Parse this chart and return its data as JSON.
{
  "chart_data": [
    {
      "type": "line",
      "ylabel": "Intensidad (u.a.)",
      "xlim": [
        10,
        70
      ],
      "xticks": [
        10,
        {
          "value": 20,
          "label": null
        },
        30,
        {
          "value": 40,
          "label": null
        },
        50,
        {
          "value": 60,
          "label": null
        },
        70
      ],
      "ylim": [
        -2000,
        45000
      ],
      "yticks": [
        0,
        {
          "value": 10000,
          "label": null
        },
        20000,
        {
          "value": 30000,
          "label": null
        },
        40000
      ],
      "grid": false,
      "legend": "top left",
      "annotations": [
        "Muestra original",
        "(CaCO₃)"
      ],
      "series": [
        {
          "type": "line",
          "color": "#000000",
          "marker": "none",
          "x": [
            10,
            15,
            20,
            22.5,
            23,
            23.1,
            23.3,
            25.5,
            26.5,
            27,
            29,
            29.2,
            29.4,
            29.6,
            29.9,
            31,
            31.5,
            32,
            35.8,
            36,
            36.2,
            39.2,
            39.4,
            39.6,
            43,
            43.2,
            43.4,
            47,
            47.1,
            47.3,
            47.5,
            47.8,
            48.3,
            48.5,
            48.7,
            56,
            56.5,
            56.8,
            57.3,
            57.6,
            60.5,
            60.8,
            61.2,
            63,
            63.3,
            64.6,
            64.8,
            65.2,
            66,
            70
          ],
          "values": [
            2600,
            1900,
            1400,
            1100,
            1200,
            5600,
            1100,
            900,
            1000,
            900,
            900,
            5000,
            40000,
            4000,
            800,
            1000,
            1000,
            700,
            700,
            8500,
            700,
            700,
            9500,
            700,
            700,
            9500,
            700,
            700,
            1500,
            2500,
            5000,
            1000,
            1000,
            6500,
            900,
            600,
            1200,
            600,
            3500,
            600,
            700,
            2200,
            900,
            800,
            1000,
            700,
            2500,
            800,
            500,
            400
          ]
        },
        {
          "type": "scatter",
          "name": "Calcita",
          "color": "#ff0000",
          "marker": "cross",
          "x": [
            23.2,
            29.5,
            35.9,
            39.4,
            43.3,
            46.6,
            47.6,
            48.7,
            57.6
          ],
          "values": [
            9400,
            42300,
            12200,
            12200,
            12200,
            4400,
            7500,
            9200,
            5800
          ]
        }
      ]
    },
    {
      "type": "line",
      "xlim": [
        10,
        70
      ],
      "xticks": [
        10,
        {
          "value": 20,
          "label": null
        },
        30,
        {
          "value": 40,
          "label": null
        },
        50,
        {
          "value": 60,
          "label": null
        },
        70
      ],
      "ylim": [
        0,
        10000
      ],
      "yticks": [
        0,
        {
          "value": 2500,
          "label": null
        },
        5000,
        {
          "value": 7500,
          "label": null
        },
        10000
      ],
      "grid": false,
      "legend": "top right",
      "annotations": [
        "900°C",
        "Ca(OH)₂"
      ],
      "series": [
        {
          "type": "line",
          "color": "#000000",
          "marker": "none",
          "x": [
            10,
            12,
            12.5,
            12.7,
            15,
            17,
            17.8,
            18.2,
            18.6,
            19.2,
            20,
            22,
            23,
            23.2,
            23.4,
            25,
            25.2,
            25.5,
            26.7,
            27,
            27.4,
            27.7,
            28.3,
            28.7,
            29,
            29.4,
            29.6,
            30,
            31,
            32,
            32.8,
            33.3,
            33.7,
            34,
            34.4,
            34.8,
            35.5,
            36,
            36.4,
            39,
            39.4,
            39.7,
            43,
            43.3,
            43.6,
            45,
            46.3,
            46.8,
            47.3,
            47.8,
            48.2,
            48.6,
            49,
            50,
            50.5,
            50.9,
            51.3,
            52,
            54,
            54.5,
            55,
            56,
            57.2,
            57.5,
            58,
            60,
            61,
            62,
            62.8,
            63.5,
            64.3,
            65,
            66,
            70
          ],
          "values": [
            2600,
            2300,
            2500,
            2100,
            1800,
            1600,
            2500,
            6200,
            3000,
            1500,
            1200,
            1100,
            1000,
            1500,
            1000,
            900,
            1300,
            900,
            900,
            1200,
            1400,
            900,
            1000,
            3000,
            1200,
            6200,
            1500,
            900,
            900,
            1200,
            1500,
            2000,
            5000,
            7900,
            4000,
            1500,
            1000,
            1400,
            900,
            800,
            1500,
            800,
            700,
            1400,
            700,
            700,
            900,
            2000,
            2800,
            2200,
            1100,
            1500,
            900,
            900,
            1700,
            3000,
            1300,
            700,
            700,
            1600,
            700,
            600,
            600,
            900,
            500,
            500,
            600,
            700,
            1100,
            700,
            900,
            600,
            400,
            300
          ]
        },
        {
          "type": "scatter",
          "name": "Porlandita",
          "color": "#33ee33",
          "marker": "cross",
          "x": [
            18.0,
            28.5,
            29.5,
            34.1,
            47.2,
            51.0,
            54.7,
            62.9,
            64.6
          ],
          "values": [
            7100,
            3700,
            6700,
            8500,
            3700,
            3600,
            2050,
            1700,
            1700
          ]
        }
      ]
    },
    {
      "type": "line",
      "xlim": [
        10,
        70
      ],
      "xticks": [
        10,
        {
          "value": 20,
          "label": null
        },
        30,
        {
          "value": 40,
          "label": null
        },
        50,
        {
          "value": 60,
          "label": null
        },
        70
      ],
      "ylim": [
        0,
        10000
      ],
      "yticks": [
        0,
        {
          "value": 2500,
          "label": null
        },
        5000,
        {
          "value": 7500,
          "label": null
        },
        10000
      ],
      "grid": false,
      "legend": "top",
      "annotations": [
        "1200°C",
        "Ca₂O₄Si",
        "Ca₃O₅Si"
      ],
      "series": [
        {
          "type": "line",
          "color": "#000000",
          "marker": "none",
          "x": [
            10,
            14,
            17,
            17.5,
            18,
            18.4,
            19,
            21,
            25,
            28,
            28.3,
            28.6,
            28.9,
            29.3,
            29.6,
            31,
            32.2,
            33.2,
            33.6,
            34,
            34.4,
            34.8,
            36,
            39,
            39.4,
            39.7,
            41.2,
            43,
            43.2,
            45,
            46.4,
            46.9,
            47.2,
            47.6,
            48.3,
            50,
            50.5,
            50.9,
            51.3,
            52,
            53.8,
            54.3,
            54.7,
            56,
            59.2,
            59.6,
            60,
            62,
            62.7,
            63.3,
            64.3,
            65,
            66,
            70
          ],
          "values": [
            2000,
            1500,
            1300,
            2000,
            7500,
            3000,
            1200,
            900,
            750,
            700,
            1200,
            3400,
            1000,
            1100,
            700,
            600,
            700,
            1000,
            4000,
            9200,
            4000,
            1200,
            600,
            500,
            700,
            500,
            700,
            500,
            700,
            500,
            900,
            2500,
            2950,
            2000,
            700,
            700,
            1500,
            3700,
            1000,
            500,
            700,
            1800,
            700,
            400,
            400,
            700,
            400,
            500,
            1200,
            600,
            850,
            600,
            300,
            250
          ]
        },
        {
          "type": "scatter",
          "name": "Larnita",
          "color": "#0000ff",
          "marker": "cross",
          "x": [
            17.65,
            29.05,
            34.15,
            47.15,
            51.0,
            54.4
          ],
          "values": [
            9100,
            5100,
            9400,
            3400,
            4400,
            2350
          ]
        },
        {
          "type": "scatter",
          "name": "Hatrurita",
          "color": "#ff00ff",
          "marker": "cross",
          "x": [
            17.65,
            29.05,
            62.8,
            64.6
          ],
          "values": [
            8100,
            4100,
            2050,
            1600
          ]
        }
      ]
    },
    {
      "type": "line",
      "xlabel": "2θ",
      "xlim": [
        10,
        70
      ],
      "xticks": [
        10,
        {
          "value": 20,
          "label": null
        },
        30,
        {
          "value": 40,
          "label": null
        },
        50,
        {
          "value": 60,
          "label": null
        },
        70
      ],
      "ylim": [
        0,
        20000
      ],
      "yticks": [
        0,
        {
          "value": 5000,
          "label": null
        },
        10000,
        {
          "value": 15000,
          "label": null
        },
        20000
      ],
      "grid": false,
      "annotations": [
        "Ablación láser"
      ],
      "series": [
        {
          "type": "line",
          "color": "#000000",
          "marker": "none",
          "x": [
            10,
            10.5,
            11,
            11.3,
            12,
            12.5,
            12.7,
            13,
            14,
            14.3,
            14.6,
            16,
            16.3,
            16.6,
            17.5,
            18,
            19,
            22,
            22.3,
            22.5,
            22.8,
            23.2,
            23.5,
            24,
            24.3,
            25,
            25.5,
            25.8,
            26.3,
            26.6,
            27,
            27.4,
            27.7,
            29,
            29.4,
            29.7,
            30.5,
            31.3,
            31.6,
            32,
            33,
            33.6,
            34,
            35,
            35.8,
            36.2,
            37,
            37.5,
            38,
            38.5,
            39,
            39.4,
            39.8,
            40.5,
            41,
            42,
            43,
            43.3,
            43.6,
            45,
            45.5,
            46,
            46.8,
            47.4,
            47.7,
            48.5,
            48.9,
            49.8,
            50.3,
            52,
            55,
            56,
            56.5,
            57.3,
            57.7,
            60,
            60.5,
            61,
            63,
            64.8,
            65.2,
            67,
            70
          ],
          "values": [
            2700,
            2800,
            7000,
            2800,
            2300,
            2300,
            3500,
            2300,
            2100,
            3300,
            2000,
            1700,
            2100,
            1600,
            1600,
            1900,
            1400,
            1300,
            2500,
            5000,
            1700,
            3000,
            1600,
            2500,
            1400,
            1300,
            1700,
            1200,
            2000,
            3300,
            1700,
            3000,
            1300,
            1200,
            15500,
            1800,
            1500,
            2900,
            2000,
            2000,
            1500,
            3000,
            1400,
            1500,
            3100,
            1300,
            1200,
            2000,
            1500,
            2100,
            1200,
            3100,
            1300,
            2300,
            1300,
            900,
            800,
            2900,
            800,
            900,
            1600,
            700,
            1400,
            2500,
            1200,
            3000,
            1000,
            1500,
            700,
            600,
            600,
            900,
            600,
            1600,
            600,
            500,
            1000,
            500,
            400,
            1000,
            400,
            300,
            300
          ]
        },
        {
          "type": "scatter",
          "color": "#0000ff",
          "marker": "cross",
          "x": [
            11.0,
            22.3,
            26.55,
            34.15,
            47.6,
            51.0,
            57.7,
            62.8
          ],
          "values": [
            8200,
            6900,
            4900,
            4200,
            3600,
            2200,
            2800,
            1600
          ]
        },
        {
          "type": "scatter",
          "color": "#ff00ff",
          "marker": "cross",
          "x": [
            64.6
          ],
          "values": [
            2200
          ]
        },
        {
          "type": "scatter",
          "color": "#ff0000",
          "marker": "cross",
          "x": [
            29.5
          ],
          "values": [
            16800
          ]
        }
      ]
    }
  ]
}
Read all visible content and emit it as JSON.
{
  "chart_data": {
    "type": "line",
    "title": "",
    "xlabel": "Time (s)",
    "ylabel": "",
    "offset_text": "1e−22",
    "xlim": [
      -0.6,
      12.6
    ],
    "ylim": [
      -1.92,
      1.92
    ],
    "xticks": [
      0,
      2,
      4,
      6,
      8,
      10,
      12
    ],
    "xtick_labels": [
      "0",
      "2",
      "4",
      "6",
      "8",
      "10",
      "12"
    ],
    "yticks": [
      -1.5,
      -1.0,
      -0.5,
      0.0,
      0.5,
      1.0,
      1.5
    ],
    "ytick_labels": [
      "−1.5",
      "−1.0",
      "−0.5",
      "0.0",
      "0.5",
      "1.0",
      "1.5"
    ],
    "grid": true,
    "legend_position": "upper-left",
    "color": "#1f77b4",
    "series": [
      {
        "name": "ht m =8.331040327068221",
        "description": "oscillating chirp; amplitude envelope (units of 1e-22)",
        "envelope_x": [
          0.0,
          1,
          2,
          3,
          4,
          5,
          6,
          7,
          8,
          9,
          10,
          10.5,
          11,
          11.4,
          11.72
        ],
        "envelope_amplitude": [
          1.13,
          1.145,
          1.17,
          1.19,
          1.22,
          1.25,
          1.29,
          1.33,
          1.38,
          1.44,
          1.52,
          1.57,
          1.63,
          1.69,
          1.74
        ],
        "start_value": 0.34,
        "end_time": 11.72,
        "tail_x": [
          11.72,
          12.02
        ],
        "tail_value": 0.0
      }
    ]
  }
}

## EXERCISE BRIEF
Find the line that contains "Read all visible content and emit it as JSON." in the listing above. Retype it and every line after it up to the last, exactly, and nothing else.

## ANSWER TO THE PROBLEM
Read all visible content and emit it as JSON.
{
  "chart_data": {
    "type": "line",
    "title": "",
    "xlabel": "Time (s)",
    "ylabel": "",
    "offset_text": "1e−22",
    "xlim": [
      -0.6,
      12.6
    ],
    "ylim": [
      -1.92,
      1.92
    ],
    "xticks": [
      0,
      2,
      4,
      6,
      8,
      10,
      12
    ],
    "xtick_labels": [
      "0",
      "2",
      "4",
      "6",
      "8",
      "10",
      "12"
    ],
    "yticks": [
      -1.5,
      -1.0,
      -0.5,
      0.0,
      0.5,
      1.0,
      1.5
    ],
    "ytick_labels": [
      "−1.5",
      "−1.0",
      "−0.5",
      "0.0",
      "0.5",
      "1.0",
      "1.5"
    ],
    "grid": true,
    "legend_position": "upper-left",
    "color": "#1f77b4",
    "series": [
      {
        "name": "ht m =8.331040327068221",
        "description": "oscillating chirp; amplitude envelope (units of 1e-22)",
        "envelope_x": [
          0.0,
          1,
          2,
          3,
          4,
          5,
          6,
          7,
          8,
          9,
          10,
          10.5,
          11,
          11.4,
          11.72
        ],
        "envelope_amplitude": [
          1.13,
          1.145,
          1.17,
          1.19,
          1.22,
          1.25,
          1.29,
          1.33,
          1.38,
          1.44,
          1.52,
          1.57,
          1.63,
          1.69,
          1.74
        ],
        "start_value": 0.34,
        "end_time": 11.72,
        "tail_x": [
          11.72,
          12.02
        ],
        "tail_value": 0.0
      }
    ]
  }
}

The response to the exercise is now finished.